* START Information supplied *
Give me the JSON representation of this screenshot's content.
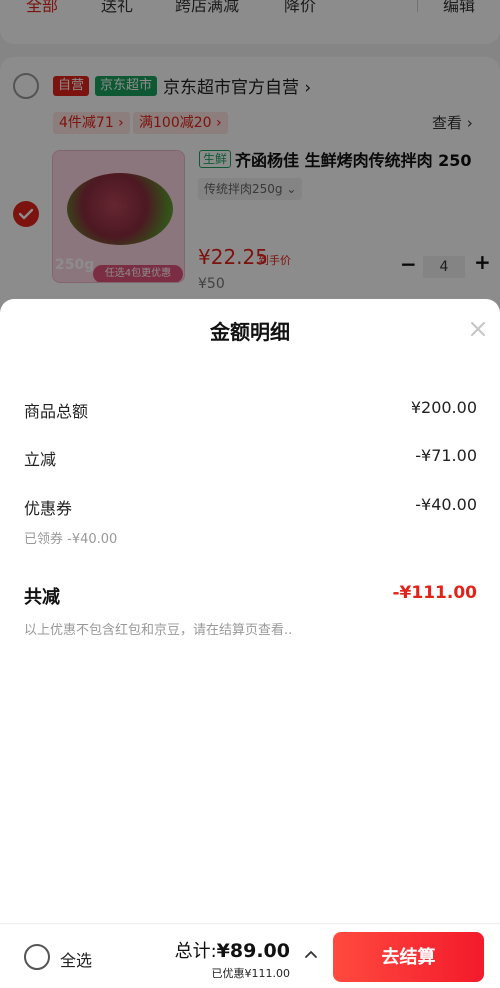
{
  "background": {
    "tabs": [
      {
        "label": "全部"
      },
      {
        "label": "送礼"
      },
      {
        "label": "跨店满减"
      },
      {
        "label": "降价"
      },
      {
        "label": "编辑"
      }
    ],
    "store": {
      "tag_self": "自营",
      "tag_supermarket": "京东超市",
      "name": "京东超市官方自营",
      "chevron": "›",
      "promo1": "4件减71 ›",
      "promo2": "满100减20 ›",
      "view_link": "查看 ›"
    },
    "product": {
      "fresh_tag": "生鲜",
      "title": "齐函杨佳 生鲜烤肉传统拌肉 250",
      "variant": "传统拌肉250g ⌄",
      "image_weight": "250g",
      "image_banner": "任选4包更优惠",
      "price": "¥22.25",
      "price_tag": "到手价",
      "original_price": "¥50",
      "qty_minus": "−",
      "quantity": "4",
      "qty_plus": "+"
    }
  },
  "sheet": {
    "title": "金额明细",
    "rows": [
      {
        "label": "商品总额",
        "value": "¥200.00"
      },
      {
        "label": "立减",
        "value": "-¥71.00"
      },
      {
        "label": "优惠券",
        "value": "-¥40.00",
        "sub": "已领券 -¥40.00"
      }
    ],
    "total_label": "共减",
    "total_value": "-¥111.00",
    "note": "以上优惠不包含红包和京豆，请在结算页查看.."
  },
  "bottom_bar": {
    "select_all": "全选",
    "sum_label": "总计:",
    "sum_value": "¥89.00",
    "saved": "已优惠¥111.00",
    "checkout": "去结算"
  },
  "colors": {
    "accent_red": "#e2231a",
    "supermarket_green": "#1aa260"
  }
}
* END Information supplied *
* START Information supplied *
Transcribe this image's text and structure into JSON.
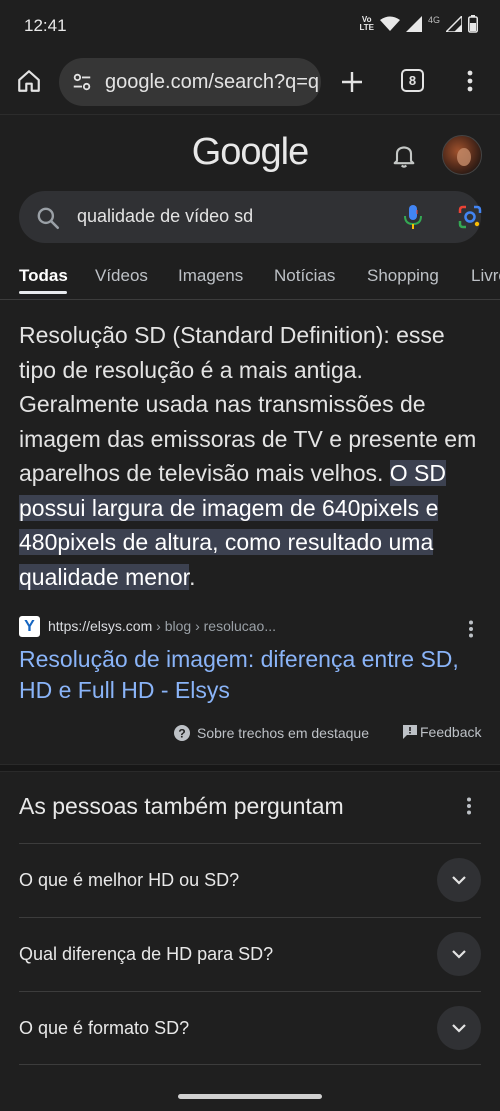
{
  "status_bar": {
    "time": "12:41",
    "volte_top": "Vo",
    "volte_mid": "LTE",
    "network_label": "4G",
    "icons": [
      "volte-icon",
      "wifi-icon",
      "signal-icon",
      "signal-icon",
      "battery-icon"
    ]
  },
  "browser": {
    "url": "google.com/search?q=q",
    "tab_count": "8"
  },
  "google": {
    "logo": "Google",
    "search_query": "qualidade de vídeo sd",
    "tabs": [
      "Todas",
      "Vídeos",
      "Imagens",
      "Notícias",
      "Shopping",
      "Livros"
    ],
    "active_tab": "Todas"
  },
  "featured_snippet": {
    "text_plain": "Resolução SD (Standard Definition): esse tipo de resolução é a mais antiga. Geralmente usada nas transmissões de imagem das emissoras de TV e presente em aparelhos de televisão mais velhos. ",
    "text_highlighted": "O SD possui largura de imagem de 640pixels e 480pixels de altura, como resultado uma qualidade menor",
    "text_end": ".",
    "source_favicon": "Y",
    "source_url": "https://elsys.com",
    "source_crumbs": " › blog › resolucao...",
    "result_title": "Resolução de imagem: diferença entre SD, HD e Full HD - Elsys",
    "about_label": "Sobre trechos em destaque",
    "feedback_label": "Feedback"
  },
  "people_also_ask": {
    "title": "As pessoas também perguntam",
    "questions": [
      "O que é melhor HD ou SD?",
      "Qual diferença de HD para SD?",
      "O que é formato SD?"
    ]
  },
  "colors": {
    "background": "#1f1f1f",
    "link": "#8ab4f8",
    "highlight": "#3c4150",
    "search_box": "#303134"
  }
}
* END Information supplied *
Select all lines with the word "qualidade" from the entries above.

    "search_query": "qualidade de vídeo sd",
    "text_highlighted": "O SD possui largura de imagem de 640pixels e 480pixels de altura, como resultado uma qualidade menor",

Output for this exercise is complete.